▸ **Dataset content**
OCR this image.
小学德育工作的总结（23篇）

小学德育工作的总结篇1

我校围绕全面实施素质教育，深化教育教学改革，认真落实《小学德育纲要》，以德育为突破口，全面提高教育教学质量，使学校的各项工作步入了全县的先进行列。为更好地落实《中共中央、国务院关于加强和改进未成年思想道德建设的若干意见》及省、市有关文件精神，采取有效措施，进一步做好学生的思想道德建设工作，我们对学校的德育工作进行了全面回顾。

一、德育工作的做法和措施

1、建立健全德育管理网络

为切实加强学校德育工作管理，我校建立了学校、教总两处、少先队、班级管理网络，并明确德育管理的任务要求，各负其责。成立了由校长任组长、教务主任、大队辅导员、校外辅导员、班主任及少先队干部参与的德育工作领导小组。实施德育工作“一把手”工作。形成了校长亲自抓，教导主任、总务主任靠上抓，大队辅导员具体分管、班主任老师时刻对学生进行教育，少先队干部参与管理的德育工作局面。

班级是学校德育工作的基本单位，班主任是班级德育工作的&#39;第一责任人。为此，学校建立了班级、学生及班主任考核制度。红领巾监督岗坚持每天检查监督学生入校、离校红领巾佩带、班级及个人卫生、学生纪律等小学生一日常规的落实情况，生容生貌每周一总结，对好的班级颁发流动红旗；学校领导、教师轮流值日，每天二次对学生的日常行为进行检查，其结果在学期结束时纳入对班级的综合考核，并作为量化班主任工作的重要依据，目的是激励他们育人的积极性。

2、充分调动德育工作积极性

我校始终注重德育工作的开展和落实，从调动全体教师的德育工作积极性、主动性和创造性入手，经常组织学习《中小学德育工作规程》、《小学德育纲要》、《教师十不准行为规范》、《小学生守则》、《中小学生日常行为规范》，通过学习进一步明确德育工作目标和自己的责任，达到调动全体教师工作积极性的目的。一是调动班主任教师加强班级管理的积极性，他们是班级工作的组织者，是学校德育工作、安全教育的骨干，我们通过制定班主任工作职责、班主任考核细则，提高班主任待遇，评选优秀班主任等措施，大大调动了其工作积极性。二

▸ **Exercise directions**
Return all of the data exactly as it reads.

▸ **Final answer**
OCR this image.
小学德育工作的总结（23篇）

小学德育工作的总结篇1

我校围绕全面实施素质教育，深化教育教学改革，认真落实《小学德育纲要》，以德育为突破口，全面提高教育教学质量，使学校的各项工作步入了全县的先进行列。为更好地落实《中共中央、国务院关于加强和改进未成年思想道德建设的若干意见》及省、市有关文件精神，采取有效措施，进一步做好学生的思想道德建设工作，我们对学校的德育工作进行了全面回顾。

一、德育工作的做法和措施

1、建立健全德育管理网络

为切实加强学校德育工作管理，我校建立了学校、教总两处、少先队、班级管理网络，并明确德育管理的任务要求，各负其责。成立了由校长任组长、教务主任、大队辅导员、校外辅导员、班主任及少先队干部参与的德育工作领导小组。实施德育工作“一把手”工作。形成了校长亲自抓，教导主任、总务主任靠上抓，大队辅导员具体分管、班主任老师时刻对学生进行教育，少先队干部参与管理的德育工作局面。

班级是学校德育工作的基本单位，班主任是班级德育工作的&#39;第一责任人。为此，学校建立了班级、学生及班主任考核制度。红领巾监督岗坚持每天检查监督学生入校、离校红领巾佩带、班级及个人卫生、学生纪律等小学生一日常规的落实情况，生容生貌每周一总结，对好的班级颁发流动红旗；学校领导、教师轮流值日，每天二次对学生的日常行为进行检查，其结果在学期结束时纳入对班级的综合考核，并作为量化班主任工作的重要依据，目的是激励他们育人的积极性。

2、充分调动德育工作积极性

我校始终注重德育工作的开展和落实，从调动全体教师的德育工作积极性、主动性和创造性入手，经常组织学习《中小学德育工作规程》、《小学德育纲要》、《教师十不准行为规范》、《小学生守则》、《中小学生日常行为规范》，通过学习进一步明确德育工作目标和自己的责任，达到调动全体教师工作积极性的目的。一是调动班主任教师加强班级管理的积极性，他们是班级工作的组织者，是学校德育工作、安全教育的骨干，我们通过制定班主任工作职责、班主任考核细则，提高班主任待遇，评选优秀班主任等措施，大大调动了其工作积极性。二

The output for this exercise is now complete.